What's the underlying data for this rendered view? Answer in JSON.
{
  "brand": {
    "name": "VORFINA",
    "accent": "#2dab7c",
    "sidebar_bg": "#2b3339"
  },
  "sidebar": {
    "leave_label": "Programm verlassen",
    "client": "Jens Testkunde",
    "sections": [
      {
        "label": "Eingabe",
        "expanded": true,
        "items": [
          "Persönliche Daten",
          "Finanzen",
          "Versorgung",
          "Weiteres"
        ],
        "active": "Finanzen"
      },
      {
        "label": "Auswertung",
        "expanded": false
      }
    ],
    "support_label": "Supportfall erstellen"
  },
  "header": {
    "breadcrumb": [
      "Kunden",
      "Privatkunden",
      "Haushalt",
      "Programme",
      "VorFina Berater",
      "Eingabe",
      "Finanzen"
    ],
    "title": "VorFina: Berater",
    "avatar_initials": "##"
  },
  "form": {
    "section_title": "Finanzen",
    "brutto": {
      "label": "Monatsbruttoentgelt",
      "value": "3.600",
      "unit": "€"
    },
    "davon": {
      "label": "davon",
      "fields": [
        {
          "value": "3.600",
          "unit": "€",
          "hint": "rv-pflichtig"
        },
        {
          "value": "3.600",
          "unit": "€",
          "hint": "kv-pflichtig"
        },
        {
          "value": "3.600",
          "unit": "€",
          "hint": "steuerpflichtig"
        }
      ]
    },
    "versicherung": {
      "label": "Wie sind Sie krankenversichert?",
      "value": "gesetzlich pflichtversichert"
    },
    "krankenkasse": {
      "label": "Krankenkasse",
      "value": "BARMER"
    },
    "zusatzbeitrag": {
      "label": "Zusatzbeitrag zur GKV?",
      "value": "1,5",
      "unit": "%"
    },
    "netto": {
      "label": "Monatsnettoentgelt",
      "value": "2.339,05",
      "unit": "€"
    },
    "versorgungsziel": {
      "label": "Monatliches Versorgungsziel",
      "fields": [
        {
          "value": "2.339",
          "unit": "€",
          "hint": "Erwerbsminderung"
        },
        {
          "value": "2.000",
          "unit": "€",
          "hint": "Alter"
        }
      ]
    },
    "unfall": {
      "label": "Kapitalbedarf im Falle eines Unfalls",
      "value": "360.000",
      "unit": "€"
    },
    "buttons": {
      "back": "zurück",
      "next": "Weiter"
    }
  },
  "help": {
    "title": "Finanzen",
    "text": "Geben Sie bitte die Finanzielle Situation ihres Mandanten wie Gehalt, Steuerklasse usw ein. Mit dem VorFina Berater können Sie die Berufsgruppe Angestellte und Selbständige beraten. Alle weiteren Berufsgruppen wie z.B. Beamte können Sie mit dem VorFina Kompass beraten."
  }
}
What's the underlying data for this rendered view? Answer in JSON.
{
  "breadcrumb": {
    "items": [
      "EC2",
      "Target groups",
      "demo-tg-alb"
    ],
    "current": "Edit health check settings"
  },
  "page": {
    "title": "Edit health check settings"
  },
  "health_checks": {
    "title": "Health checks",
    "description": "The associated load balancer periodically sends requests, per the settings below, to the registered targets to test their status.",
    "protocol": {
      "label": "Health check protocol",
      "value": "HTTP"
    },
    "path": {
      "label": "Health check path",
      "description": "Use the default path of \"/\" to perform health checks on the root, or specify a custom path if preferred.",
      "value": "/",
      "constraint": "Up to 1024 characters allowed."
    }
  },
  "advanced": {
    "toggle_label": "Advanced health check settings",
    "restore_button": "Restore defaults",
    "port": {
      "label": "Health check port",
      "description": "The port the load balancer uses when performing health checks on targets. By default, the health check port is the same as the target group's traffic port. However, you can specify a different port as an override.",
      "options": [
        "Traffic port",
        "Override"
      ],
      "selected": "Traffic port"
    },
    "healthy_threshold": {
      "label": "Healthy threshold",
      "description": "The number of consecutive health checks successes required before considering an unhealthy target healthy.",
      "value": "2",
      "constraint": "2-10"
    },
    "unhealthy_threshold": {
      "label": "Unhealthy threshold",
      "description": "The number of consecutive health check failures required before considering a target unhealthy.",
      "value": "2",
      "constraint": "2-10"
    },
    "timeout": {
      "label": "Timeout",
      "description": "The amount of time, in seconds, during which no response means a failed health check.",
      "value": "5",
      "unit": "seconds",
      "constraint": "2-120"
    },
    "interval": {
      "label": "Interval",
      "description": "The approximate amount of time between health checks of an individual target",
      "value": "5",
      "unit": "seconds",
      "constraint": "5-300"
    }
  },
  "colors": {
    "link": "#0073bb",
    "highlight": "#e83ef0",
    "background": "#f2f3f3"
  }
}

....

**What you will do**
Restate the listing in full, word for word.

**Correct output**
What's the underlying data for this rendered view? Answer in JSON.
{
  "brand": {
    "name": "VORFINA",
    "accent": "#2dab7c",
    "sidebar_bg": "#2b3339"
  },
  "sidebar": {
    "leave_label": "Programm verlassen",
    "client": "Jens Testkunde",
    "sections": [
      {
        "label": "Eingabe",
        "expanded": true,
        "items": [
          "Persönliche Daten",
          "Finanzen",
          "Versorgung",
          "Weiteres"
        ],
        "active": "Finanzen"
      },
      {
        "label": "Auswertung",
        "expanded": false
      }
    ],
    "support_label": "Supportfall erstellen"
  },
  "header": {
    "breadcrumb": [
      "Kunden",
      "Privatkunden",
      "Haushalt",
      "Programme",
      "VorFina Berater",
      "Eingabe",
      "Finanzen"
    ],
    "title": "VorFina: Berater",
    "avatar_initials": "##"
  },
  "form": {
    "section_title": "Finanzen",
    "brutto": {
      "label": "Monatsbruttoentgelt",
      "value": "3.600",
      "unit": "€"
    },
    "davon": {
      "label": "davon",
      "fields": [
        {
          "value": "3.600",
          "unit": "€",
          "hint": "rv-pflichtig"
        },
        {
          "value": "3.600",
          "unit": "€",
          "hint": "kv-pflichtig"
        },
        {
          "value": "3.600",
          "unit": "€",
          "hint": "steuerpflichtig"
        }
      ]
    },
    "versicherung": {
      "label": "Wie sind Sie krankenversichert?",
      "value": "gesetzlich pflichtversichert"
    },
    "krankenkasse": {
      "label": "Krankenkasse",
      "value": "BARMER"
    },
    "zusatzbeitrag": {
      "label": "Zusatzbeitrag zur GKV?",
      "value": "1,5",
      "unit": "%"
    },
    "netto": {
      "label": "Monatsnettoentgelt",
      "value": "2.339,05",
      "unit": "€"
    },
    "versorgungsziel": {
      "label": "Monatliches Versorgungsziel",
      "fields": [
        {
          "value": "2.339",
          "unit": "€",
          "hint": "Erwerbsminderung"
        },
        {
          "value": "2.000",
          "unit": "€",
          "hint": "Alter"
        }
      ]
    },
    "unfall": {
      "label": "Kapitalbedarf im Falle eines Unfalls",
      "value": "360.000",
      "unit": "€"
    },
    "buttons": {
      "back": "zurück",
      "next": "Weiter"
    }
  },
  "help": {
    "title": "Finanzen",
    "text": "Geben Sie bitte die Finanzielle Situation ihres Mandanten wie Gehalt, Steuerklasse usw ein. Mit dem VorFina Berater können Sie die Berufsgruppe Angestellte und Selbständige beraten. Alle weiteren Berufsgruppen wie z.B. Beamte können Sie mit dem VorFina Kompass beraten."
  }
}
What's the underlying data for this rendered view? Answer in JSON.
{
  "breadcrumb": {
    "items": [
      "EC2",
      "Target groups",
      "demo-tg-alb"
    ],
    "current": "Edit health check settings"
  },
  "page": {
    "title": "Edit health check settings"
  },
  "health_checks": {
    "title": "Health checks",
    "description": "The associated load balancer periodically sends requests, per the settings below, to the registered targets to test their status.",
    "protocol": {
      "label": "Health check protocol",
      "value": "HTTP"
    },
    "path": {
      "label": "Health check path",
      "description": "Use the default path of \"/\" to perform health checks on the root, or specify a custom path if preferred.",
      "value": "/",
      "constraint": "Up to 1024 characters allowed."
    }
  },
  "advanced": {
    "toggle_label": "Advanced health check settings",
    "restore_button": "Restore defaults",
    "port": {
      "label": "Health check port",
      "description": "The port the load balancer uses when performing health checks on targets. By default, the health check port is the same as the target group's traffic port. However, you can specify a different port as an override.",
      "options": [
        "Traffic port",
        "Override"
      ],
      "selected": "Traffic port"
    },
    "healthy_threshold": {
      "label": "Healthy threshold",
      "description": "The number of consecutive health checks successes required before considering an unhealthy target healthy.",
      "value": "2",
      "constraint": "2-10"
    },
    "unhealthy_threshold": {
      "label": "Unhealthy threshold",
      "description": "The number of consecutive health check failures required before considering a target unhealthy.",
      "value": "2",
      "constraint": "2-10"
    },
    "timeout": {
      "label": "Timeout",
      "description": "The amount of time, in seconds, during which no response means a failed health check.",
      "value": "5",
      "unit": "seconds",
      "constraint": "2-120"
    },
    "interval": {
      "label": "Interval",
      "description": "The approximate amount of time between health checks of an individual target",
      "value": "5",
      "unit": "seconds",
      "constraint": "5-300"
    }
  },
  "colors": {
    "link": "#0073bb",
    "highlight": "#e83ef0",
    "background": "#f2f3f3"
  }
}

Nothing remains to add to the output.